[Extracted data entries]
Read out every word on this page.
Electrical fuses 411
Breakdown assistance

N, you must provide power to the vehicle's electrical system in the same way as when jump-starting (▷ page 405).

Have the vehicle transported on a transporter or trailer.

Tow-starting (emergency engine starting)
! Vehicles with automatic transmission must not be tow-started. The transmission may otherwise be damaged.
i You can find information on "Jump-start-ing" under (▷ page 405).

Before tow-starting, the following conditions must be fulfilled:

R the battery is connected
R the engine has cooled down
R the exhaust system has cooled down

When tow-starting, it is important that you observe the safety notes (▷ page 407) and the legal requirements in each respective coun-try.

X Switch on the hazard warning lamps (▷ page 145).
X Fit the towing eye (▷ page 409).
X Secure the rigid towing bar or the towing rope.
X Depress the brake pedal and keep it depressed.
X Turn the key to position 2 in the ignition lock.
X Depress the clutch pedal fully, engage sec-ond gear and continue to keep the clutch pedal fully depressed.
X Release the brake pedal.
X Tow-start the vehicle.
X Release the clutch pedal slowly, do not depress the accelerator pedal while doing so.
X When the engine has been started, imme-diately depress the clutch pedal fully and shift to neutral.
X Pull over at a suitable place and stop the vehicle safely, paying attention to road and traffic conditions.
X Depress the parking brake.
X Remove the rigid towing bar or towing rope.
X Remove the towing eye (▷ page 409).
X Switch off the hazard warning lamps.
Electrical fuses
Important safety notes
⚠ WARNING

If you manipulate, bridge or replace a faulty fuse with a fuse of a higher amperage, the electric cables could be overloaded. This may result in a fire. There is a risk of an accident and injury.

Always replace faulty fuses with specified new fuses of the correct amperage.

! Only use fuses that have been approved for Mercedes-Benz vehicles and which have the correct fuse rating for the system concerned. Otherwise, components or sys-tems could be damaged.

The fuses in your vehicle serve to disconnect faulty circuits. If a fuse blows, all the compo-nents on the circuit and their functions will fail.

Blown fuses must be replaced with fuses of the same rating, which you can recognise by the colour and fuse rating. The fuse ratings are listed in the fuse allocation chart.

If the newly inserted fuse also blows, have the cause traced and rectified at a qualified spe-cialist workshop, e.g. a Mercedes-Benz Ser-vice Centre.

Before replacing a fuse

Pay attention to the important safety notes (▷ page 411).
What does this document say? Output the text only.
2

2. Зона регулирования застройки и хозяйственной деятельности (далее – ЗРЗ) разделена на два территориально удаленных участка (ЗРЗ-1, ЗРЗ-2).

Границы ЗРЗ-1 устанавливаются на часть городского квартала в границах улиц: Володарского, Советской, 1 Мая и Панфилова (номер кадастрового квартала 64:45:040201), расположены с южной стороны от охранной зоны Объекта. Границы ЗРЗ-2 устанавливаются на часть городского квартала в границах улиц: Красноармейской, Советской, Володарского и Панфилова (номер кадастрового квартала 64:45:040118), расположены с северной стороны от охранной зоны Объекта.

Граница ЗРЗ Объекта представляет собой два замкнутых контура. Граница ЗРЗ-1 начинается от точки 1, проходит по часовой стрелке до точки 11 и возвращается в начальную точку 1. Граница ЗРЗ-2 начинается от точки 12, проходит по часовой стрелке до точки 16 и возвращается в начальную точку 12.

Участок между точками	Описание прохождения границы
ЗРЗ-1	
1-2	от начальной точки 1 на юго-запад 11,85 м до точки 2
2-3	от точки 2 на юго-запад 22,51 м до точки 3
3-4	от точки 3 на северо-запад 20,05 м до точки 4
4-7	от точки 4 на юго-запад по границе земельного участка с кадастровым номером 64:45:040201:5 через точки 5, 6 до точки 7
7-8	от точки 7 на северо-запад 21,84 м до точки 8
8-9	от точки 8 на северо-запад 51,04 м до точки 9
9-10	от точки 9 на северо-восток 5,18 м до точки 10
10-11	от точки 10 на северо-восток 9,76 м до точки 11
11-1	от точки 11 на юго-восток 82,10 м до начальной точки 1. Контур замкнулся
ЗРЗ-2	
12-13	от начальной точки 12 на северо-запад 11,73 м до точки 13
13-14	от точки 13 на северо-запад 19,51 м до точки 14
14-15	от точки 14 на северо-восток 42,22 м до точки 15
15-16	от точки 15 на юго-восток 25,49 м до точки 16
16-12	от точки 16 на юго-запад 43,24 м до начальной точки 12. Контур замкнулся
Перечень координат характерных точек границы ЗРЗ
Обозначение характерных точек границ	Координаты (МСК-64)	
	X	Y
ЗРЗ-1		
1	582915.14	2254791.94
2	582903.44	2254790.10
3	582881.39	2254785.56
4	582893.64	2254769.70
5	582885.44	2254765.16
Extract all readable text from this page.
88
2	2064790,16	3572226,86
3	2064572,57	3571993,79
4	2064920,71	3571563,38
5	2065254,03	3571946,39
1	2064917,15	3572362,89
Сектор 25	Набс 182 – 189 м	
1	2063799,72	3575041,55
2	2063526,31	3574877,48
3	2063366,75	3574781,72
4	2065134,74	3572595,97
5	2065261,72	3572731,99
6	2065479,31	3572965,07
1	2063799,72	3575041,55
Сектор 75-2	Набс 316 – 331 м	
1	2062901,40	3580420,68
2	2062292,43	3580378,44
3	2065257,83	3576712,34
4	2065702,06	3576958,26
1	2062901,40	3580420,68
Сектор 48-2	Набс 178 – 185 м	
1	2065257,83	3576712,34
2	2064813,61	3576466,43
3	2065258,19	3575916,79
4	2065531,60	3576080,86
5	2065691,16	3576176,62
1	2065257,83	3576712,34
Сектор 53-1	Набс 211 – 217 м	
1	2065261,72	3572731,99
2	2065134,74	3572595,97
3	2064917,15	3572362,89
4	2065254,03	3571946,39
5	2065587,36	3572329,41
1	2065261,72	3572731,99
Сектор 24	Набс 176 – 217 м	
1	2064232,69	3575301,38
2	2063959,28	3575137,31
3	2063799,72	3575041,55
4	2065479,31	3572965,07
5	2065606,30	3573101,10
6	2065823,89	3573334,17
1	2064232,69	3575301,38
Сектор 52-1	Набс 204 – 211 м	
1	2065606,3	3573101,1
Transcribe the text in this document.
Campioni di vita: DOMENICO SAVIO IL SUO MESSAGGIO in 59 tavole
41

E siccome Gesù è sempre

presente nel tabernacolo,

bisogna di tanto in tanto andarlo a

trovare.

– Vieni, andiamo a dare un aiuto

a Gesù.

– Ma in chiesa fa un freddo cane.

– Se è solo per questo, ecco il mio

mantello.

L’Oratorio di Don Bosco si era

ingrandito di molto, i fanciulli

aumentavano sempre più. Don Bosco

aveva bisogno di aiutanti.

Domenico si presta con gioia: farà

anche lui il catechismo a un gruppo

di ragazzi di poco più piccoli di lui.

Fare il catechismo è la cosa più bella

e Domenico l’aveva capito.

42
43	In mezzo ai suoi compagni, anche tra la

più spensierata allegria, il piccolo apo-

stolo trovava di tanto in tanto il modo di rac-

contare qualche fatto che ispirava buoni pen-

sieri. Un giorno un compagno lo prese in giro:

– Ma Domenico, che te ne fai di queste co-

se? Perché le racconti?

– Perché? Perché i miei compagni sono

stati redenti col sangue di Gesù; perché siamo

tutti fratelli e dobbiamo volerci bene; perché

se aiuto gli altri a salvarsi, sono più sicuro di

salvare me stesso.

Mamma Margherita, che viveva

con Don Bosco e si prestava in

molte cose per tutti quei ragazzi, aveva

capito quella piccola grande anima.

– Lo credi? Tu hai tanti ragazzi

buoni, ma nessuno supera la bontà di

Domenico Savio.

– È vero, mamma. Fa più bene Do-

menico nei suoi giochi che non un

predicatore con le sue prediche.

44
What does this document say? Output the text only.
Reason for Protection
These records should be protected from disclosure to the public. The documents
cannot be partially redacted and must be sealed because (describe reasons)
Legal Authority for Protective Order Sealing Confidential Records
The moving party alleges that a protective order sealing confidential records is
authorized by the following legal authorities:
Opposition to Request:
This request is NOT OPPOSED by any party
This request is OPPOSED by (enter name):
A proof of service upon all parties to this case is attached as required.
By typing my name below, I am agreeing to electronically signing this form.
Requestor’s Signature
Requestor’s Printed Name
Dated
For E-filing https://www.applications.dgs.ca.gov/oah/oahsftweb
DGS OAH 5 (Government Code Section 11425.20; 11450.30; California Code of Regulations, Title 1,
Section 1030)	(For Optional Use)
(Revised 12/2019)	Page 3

_WHAT YOU NEED TO DO_. Identify and copy the lines holding the word "could".

_RESULT OF THIS TASK_.
If you manipulate, bridge or replace a faulty fuse with a fuse of a higher amperage, the electric cables could be overloaded. This may result in a fire. There is a risk of an accident and injury.
! Only use fuses that have been approved for Mercedes-Benz vehicles and which have the correct fuse rating for the system concerned. Otherwise, components or sys-tems could be damaged.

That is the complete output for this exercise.